> _SHORT TASK A_:
Answer these about the drywall seam thread:
(i) What kind of mud was used on the seams?
(ii) On how many overnights was the crew allowed to keep the fans on?
(iii) Besides light, what other cause does Aussiecontractor suggest?
> _SHORT TASK B_: In the drywall seam thread, rewrite the part that opens with the words "# Help! - why" and closes with "bottom; rinse repeat.", switching "seams" to "joints".

> _DOCUMENT PASSAGE_:
++++++++++

# Help! - why seams bubbled 3+ weeks after finish?



## kodie (Aug 2, 2017)

Here are before and after pictures, 4 weeks later. Really at a loss here - got a text from GC today saying 'disaster' w/ the attached finished room picture. 

Short of it: What went wrong? How do we correct it so that the problem does not return? Apparently all the seams in this room are showing at least some bubbling. We've not run into this issue before and can't figure out what we did differently.

FAQ: Mud = blue lid; Tape = standard paper drywall tape; Mixed w water = yes; Applied mud thick = yes; Apply tape quickly = yes (2 man per seam - 1 standing on baker at top, mud 1/2 way down, start paper at top, 2nd man continue mud to bottom, hold tape tight to bottom, top man begin wiping tape/angled knife pressing tape & mud squeezing out sides, 2nd man continuing to bottom; rinse repeat.

Long story: 
The Project:
The room was a storage area attached to an office which they are converting to a conf room. Carpenter installed metal framing. We hung & finished the drywall. Pictures show pretty much the last day spent on this room.

We spent a lot of time making sure everything was smooth and flush incl inspecting closely w/ shining lights across every part of the walls to find imperfections. The weather at that time was consistently hot and humid. There was A/C running in the building, but there were days in the building that were quite warm and muggy - not all, but some. For the project, we had multiple box fans as well as two air movers. Only two overnights were we allowed to keep the fans on. Still, we were confident all mud dried completely before proceeding with next coats and/or sanding.

After completing this room, the GC inspected our work and gave us a big thumbs up. We were on site the next few days doing patchwork in another area, so we were able to check on our work even after the completion - no problems were noted. Also, we were able to talk to the painter a few days after who inspected the walls and also was impressed, didn't have anything for us to correct.

What went wrong? How do we correct it so that the problem does not return? We've not run into this issue before and can't figure out what we did differently.


----------



## Aussiecontractor (Oct 6, 2014)

I think light could be the issue here mate judging by your pics If you run your sheets the other way it would hide a lot this as the sun light is not going across the joint 
And if not your joints are over filled 


Sent from my iPad using Tapatalk


----------



## Mr.Brightstar (Dec 2, 2011)

Looks like a bad drywall job to me.

++++++++++

> _Element and coordinate entries_:
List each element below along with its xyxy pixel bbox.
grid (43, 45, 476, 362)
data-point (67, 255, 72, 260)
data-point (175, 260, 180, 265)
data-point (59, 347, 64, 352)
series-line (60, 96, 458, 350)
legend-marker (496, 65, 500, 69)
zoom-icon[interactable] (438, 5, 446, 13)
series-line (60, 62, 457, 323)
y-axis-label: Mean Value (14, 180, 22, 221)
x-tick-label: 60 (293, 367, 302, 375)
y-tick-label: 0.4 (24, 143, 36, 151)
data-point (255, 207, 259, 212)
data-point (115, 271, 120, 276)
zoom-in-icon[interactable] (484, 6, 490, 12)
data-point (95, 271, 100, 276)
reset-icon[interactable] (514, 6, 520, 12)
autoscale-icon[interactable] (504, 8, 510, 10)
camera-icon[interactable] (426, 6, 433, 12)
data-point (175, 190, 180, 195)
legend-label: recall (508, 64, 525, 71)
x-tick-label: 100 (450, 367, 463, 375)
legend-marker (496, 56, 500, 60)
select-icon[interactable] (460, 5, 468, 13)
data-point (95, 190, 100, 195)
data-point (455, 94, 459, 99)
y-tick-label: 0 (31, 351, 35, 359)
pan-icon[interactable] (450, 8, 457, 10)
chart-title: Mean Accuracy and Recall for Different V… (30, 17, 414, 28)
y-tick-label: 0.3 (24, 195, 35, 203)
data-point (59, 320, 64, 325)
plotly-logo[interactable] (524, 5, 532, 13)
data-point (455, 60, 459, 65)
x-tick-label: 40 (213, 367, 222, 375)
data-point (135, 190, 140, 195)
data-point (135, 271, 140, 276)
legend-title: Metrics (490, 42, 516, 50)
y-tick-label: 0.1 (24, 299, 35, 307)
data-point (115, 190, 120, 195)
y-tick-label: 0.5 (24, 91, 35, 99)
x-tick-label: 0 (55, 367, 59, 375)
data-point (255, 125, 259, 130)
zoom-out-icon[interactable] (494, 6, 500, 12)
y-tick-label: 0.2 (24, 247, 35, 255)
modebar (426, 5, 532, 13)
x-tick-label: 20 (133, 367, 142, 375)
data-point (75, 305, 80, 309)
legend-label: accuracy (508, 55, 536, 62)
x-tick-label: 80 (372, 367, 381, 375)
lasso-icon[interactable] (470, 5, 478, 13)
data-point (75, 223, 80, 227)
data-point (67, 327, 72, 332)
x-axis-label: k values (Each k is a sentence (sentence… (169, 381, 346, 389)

++++++++++

> _FULL SOLUTION A_:
(i) Blue lid mud.
(ii) Two.
(iii) The joints are over filled.

> _FULL SOLUTION B_:
# Help! - why joints bubbled 3+ weeks after finish?



## kodie (Aug 2, 2017)

Here are before and after pictures, 4 weeks later. Really at a loss here - got a text from GC today saying 'disaster' w/ the attached finished room picture. 

Short of it: What went wrong? How do we correct it so that the problem does not return? Apparently all the joints in this room are showing at least some bubbling. We've not run into this issue before and can't figure out what we did differently.

FAQ: Mud = blue lid; Tape = standard paper drywall tape; Mixed w water = yes; Applied mud thick = yes; Apply tape quickly = yes (2 man per seam - 1 standing on baker at top, mud 1/2 way down, start paper at top, 2nd man continue mud to bottom, hold tape tight to bottom, top man begin wiping tape/angled knife pressing tape & mud squeezing out sides, 2nd man continuing to bottom; rinse repeat.